** Begin **

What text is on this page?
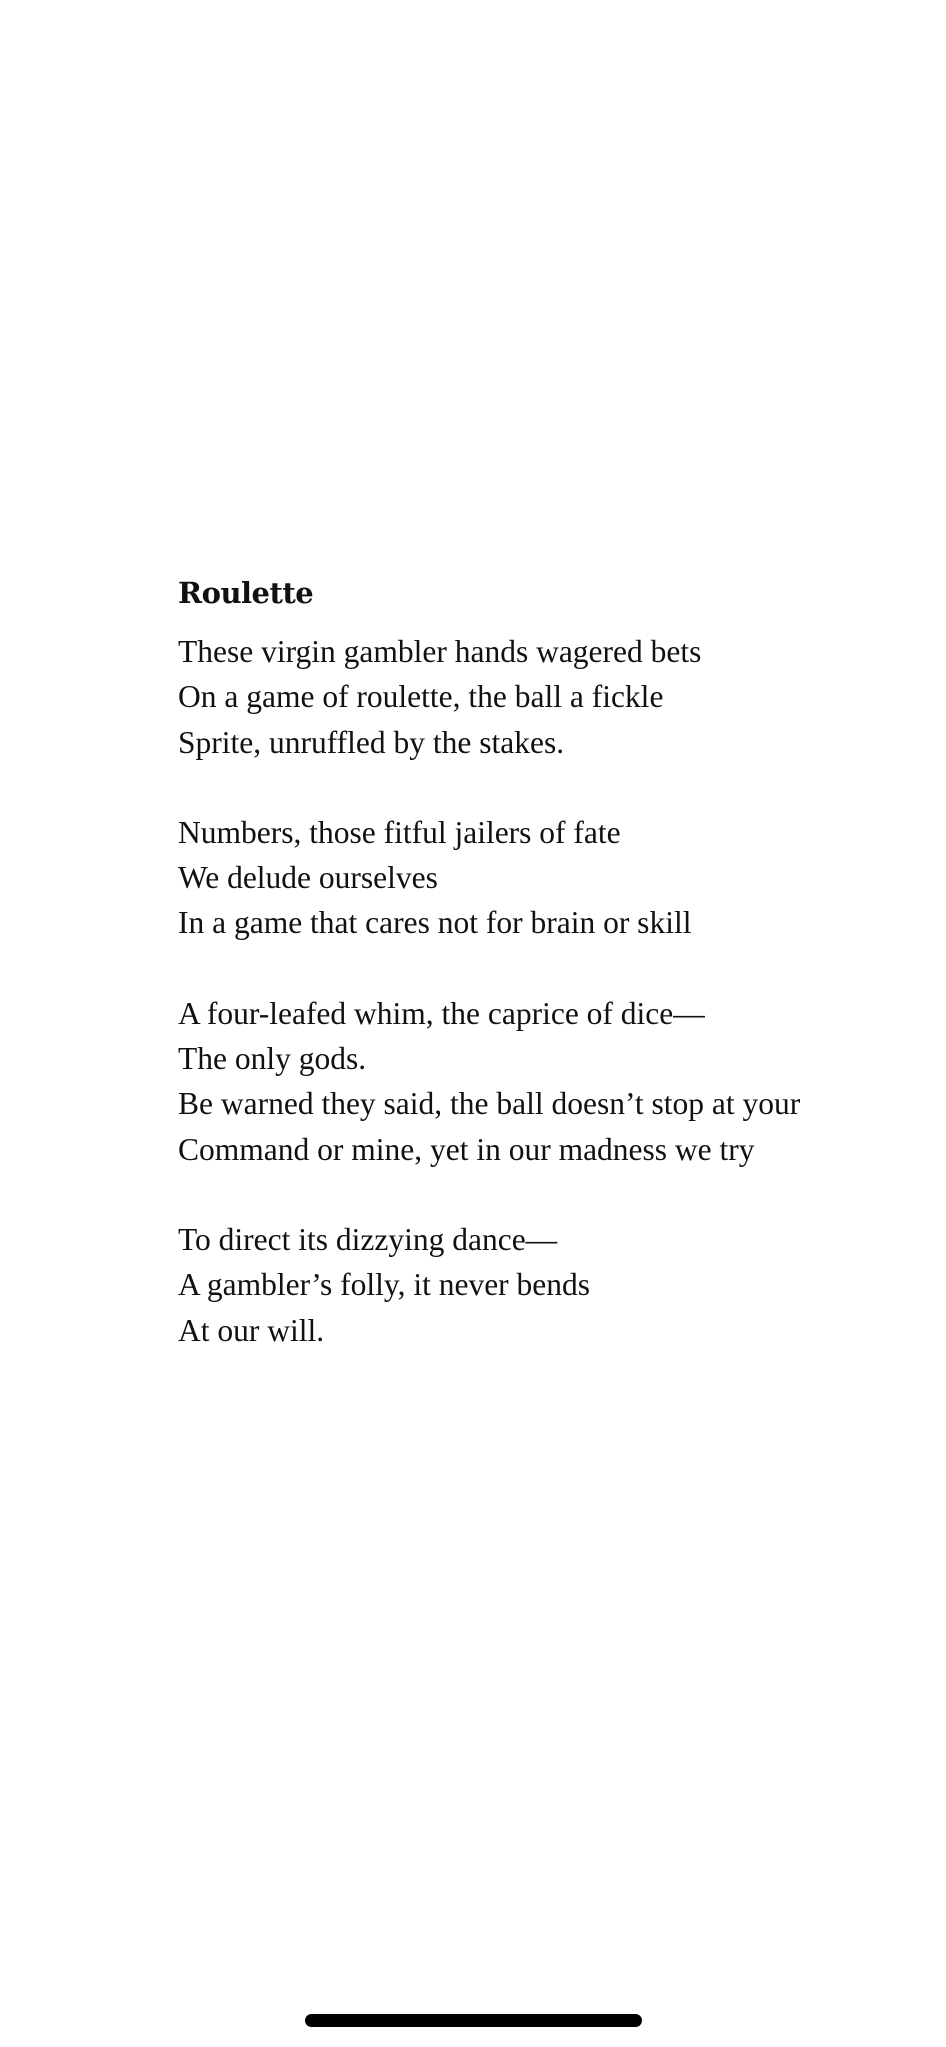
Roulette
These virgin gambler hands wagered bets
On a game of roulette, the ball a fickle
Sprite, unruffled by the stakes.
Numbers, those fitful jailers of fate
We delude ourselves
In a game that cares not for brain or skill
A four-leafed whim, the caprice of dice—
The only gods.
Be warned they said, the ball doesn’t stop at your
Command or mine, yet in our madness we try
To direct its dizzying dance—
A gambler’s folly, it never bends
At our will.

** End **

**Brief**
Where a line above holds the string "ball", show that line.

**Answer for the task**
On a game of roulette, the ball a fickle
Be warned they said, the ball doesn’t stop at your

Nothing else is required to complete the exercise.